— STATED TASK —
Locate each line in the records containing "幼儿园的膳食管理制度". Copy it.

— RECORD LIST —
'''
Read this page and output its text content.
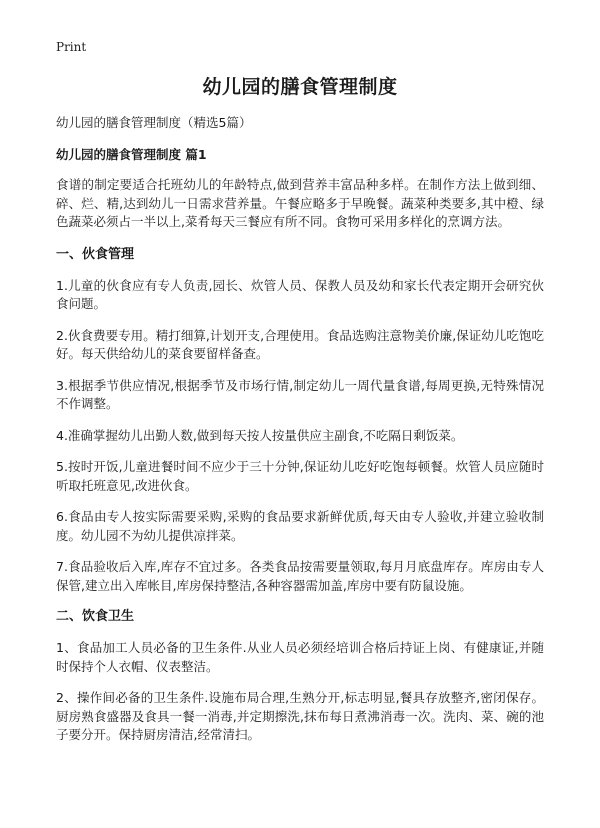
Print
幼儿园的膳食管理制度
幼儿园的膳食管理制度（精选5篇）
幼儿园的膳食管理制度 篇1
食谱的制定要适合托班幼儿的年龄特点,做到营养丰富品种多样。在制作方法上做到细、碎、烂、精,达到幼儿一日需求营养量。午餐应略多于早晚餐。蔬菜种类要多,其中橙、绿色蔬菜必须占一半以上,菜肴每天三餐应有所不同。食物可采用多样化的烹调方法。
一、伙食管理
1.儿童的伙食应有专人负责,园长、炊管人员、保教人员及幼和家长代表定期开会研究伙食问题。
2.伙食费要专用。精打细算,计划开支,合理使用。食品选购注意物美价廉,保证幼儿吃饱吃好。每天供给幼儿的菜食要留样备查。
3.根据季节供应情况,根据季节及市场行情,制定幼儿一周代量食谱,每周更换,无特殊情况不作调整。
4.准确掌握幼儿出勤人数,做到每天按人按量供应主副食,不吃隔日剩饭菜。
5.按时开饭,儿童进餐时间不应少于三十分钟,保证幼儿吃好吃饱每顿餐。炊管人员应随时听取托班意见,改进伙食。
6.食品由专人按实际需要采购,采购的食品要求新鲜优质,每天由专人验收,并建立验收制度。幼儿园不为幼儿提供凉拌菜。
7.食品验收后入库,库存不宜过多。各类食品按需要量领取,每月月底盘库存。库房由专人保管,建立出入库帐目,库房保持整洁,各种容器需加盖,库房中要有防鼠设施。
二、饮食卫生
1、食品加工人员必备的卫生条件.从业人员必须经培训合格后持证上岗、有健康证,并随时保持个人衣帽、仪表整洁。
2、操作间必备的卫生条件.设施布局合理,生熟分开,标志明显,餐具存放整齐,密闭保存。厨房熟食盛器及食具一餐一消毒,并定期擦洗,抹布每日煮沸消毒一次。洗肉、菜、碗的池子要分开。保持厨房清洁,经常清扫。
'''
— COMPLETED TASK —
幼儿园的膳食管理制度
幼儿园的膳食管理制度（精选5篇）
幼儿园的膳食管理制度 篇1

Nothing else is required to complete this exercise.